EXERCISE AIM →
Each line containing the word "Этап" should be found and copied.

* Start DATA SECTION *

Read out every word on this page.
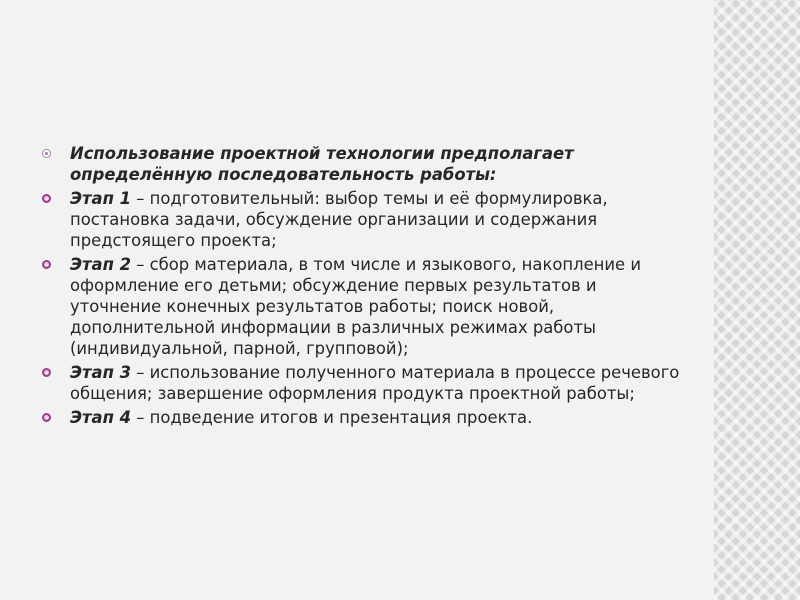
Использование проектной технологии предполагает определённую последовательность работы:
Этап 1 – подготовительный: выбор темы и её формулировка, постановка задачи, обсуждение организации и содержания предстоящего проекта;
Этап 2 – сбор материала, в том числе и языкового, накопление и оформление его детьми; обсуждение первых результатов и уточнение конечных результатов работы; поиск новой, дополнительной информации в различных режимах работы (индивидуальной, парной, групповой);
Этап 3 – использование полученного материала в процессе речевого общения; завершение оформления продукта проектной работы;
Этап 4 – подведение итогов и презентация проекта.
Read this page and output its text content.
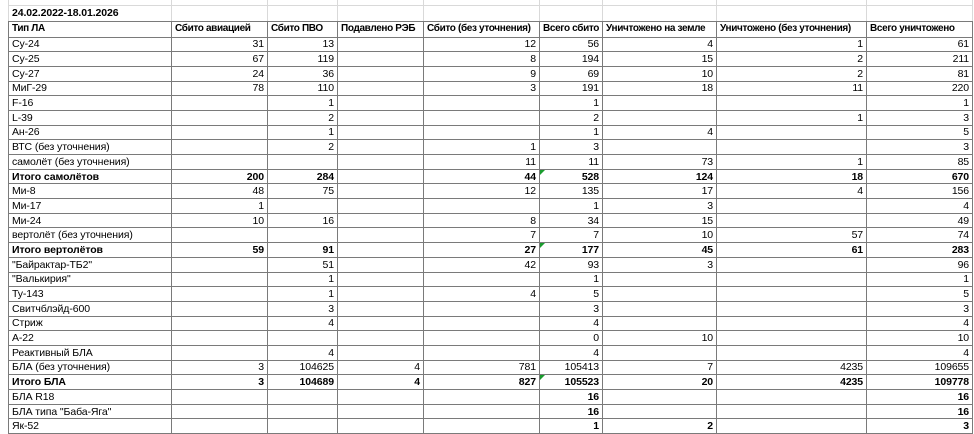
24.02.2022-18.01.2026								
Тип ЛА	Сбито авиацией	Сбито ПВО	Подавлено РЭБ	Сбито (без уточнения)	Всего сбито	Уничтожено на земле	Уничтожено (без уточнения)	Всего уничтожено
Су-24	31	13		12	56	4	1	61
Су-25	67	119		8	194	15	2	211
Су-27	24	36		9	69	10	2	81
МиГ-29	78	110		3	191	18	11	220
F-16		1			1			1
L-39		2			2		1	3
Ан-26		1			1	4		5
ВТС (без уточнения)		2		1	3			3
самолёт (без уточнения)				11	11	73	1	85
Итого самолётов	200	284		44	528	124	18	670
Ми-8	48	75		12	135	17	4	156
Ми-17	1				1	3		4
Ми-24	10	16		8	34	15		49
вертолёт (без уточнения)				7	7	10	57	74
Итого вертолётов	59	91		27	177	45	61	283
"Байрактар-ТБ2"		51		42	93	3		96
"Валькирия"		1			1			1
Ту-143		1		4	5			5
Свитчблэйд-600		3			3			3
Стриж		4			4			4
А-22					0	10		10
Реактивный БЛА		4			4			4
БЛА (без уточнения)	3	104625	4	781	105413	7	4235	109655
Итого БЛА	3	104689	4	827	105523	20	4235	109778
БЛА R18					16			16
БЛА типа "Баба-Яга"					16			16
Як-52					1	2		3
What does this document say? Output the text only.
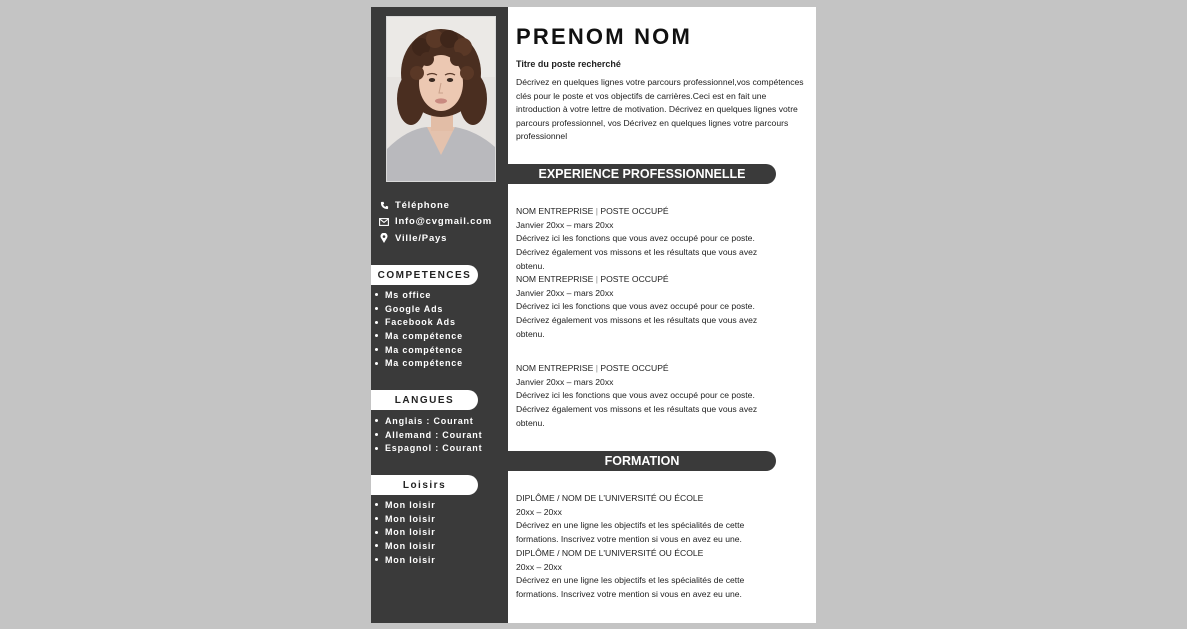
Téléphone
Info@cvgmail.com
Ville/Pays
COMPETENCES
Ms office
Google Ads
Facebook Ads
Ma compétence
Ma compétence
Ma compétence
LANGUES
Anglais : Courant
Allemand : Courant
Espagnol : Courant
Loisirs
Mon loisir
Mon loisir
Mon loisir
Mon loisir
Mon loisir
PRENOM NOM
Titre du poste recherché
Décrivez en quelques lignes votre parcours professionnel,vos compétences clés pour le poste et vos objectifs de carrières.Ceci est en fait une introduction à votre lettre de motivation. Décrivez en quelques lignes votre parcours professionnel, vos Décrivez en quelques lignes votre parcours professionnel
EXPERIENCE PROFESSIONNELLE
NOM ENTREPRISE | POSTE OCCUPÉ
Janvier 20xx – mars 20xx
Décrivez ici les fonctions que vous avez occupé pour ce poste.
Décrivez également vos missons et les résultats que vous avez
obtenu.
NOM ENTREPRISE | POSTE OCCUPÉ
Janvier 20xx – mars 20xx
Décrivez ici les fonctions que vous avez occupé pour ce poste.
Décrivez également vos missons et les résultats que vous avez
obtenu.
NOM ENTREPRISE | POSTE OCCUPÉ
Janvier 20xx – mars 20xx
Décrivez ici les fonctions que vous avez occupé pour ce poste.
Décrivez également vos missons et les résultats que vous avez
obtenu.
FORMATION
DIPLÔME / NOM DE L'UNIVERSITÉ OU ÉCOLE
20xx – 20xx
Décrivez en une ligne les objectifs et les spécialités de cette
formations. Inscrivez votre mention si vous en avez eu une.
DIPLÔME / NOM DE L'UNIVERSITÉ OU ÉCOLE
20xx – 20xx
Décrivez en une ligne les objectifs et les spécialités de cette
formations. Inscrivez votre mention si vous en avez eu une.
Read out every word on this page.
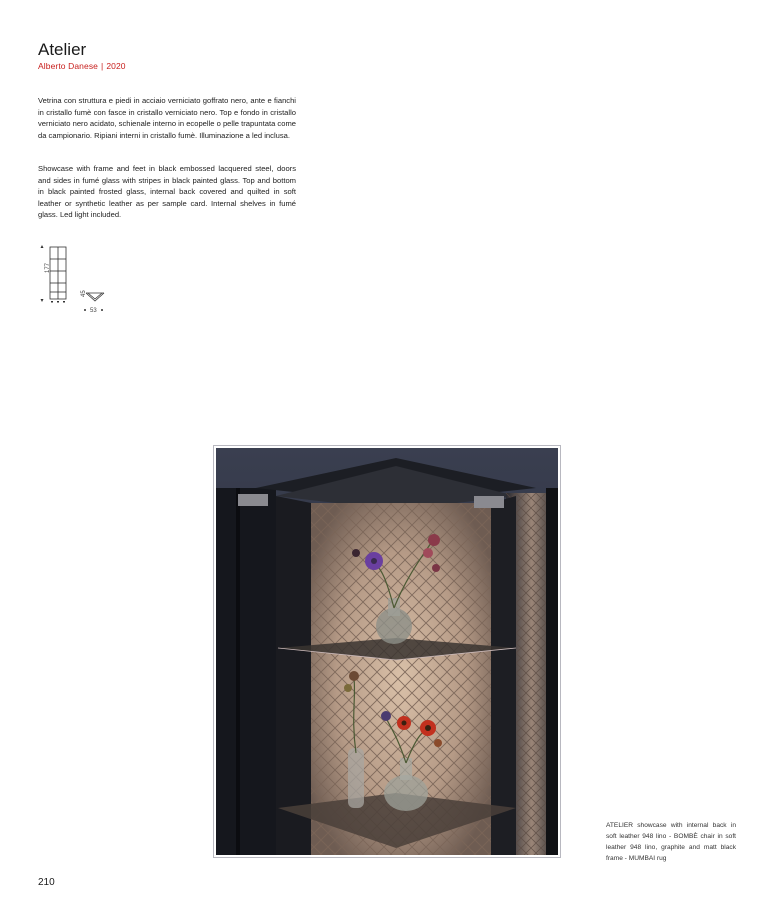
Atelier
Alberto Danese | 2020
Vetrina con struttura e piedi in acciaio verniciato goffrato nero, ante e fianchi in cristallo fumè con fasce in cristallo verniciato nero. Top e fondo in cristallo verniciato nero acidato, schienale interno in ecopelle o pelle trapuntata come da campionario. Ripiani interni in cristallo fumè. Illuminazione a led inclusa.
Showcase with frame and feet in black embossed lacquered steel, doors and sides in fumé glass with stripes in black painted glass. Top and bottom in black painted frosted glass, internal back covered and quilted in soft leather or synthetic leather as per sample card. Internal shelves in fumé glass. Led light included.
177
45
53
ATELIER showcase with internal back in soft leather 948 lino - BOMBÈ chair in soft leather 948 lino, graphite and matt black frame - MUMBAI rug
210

* End DATA SECTION *

COMPLETED EXERCISE →
Этап 1 – подготовительный: выбор темы и её формулировка, постановка задачи, обсуждение организации и содержания предстоящего проекта;
Этап 2 – сбор материала, в том числе и языкового, накопление и оформление его детьми; обсуждение первых результатов и уточнение конечных результатов работы; поиск новой, дополнительной информации в различных режимах работы (индивидуальной, парной, групповой);
Этап 3 – использование полученного материала в процессе речевого общения; завершение оформления продукта проектной работы;
Этап 4 – подведение итогов и презентация проекта.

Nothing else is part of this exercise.